» SHORT TASK:
List every line in this data where the string "Enter" occurs.

◇ ◇ ◇ ◇ ◇

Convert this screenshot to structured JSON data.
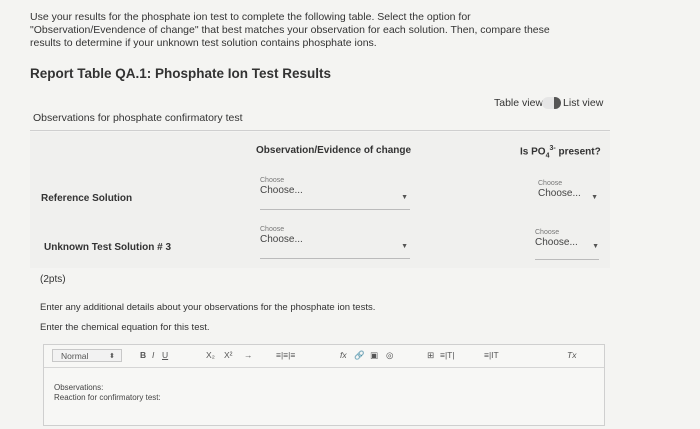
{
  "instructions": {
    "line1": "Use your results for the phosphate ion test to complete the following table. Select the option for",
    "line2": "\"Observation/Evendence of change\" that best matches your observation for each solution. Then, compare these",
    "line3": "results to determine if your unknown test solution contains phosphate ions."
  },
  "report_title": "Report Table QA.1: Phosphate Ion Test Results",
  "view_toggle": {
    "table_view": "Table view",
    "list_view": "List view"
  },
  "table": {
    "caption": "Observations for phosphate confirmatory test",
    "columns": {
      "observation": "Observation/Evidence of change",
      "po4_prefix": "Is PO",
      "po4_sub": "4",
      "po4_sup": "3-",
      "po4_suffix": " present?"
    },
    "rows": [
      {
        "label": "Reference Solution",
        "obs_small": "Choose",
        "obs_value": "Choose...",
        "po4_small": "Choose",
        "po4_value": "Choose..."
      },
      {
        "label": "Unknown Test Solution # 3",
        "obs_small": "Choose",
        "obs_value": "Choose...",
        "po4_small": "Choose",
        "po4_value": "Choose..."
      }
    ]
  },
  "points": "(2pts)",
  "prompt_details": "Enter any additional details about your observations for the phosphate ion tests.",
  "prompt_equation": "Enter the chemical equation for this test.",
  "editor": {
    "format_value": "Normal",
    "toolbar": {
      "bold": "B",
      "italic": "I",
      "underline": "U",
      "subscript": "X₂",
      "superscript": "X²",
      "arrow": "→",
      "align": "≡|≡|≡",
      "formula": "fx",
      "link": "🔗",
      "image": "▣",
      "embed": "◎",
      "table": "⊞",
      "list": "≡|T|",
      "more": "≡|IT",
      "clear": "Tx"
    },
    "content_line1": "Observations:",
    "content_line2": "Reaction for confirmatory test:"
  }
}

◇ ◇ ◇ ◇ ◇

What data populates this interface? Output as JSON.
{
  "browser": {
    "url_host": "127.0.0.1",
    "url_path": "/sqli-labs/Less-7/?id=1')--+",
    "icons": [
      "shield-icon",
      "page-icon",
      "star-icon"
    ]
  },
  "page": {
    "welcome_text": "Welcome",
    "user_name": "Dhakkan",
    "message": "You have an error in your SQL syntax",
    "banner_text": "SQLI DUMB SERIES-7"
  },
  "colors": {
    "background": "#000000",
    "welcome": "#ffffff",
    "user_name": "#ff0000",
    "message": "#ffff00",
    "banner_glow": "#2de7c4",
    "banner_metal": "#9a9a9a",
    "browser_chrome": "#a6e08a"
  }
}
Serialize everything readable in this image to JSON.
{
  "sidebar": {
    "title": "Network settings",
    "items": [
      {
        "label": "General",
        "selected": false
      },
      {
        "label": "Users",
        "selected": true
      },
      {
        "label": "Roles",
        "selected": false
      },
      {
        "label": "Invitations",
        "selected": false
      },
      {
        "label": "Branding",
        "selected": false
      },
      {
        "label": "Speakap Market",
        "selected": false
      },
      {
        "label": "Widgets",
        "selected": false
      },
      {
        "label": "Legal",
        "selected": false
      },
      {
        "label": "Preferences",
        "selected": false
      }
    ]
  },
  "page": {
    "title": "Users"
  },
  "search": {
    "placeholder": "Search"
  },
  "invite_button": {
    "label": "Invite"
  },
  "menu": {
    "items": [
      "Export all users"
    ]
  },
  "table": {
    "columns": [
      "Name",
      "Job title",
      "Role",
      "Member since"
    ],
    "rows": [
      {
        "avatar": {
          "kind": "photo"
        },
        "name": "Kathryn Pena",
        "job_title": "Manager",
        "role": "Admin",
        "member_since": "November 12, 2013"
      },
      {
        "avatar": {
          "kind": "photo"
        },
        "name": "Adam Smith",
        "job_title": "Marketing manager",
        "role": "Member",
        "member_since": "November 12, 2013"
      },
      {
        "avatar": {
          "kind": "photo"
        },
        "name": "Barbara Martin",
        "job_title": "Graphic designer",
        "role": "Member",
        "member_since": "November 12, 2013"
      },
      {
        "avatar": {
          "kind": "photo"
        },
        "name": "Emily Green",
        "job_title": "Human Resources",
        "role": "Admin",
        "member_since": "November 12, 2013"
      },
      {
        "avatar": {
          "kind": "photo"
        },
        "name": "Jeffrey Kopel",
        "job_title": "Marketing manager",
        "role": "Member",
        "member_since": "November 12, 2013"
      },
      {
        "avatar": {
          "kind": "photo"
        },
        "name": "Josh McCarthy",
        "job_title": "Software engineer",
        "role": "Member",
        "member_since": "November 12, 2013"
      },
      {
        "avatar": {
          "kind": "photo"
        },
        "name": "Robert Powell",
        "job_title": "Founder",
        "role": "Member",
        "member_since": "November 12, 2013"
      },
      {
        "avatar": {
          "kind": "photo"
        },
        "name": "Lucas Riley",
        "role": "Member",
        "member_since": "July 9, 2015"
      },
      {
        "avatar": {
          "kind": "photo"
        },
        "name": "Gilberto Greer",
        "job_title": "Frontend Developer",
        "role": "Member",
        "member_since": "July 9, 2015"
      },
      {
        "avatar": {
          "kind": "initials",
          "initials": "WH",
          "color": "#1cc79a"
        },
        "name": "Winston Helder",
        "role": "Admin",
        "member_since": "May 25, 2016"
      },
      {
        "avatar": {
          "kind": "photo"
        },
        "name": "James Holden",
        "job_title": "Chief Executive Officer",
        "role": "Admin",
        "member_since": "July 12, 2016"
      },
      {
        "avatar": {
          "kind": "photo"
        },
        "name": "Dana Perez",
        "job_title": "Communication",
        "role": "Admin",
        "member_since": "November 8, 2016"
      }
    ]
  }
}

◇ ◇ ◇ ◇ ◇

» EXERCISE RESPONSE:
  "prompt_details": "Enter any additional details about your observations for the phosphate ion tests.",
  "prompt_equation": "Enter the chemical equation for this test.",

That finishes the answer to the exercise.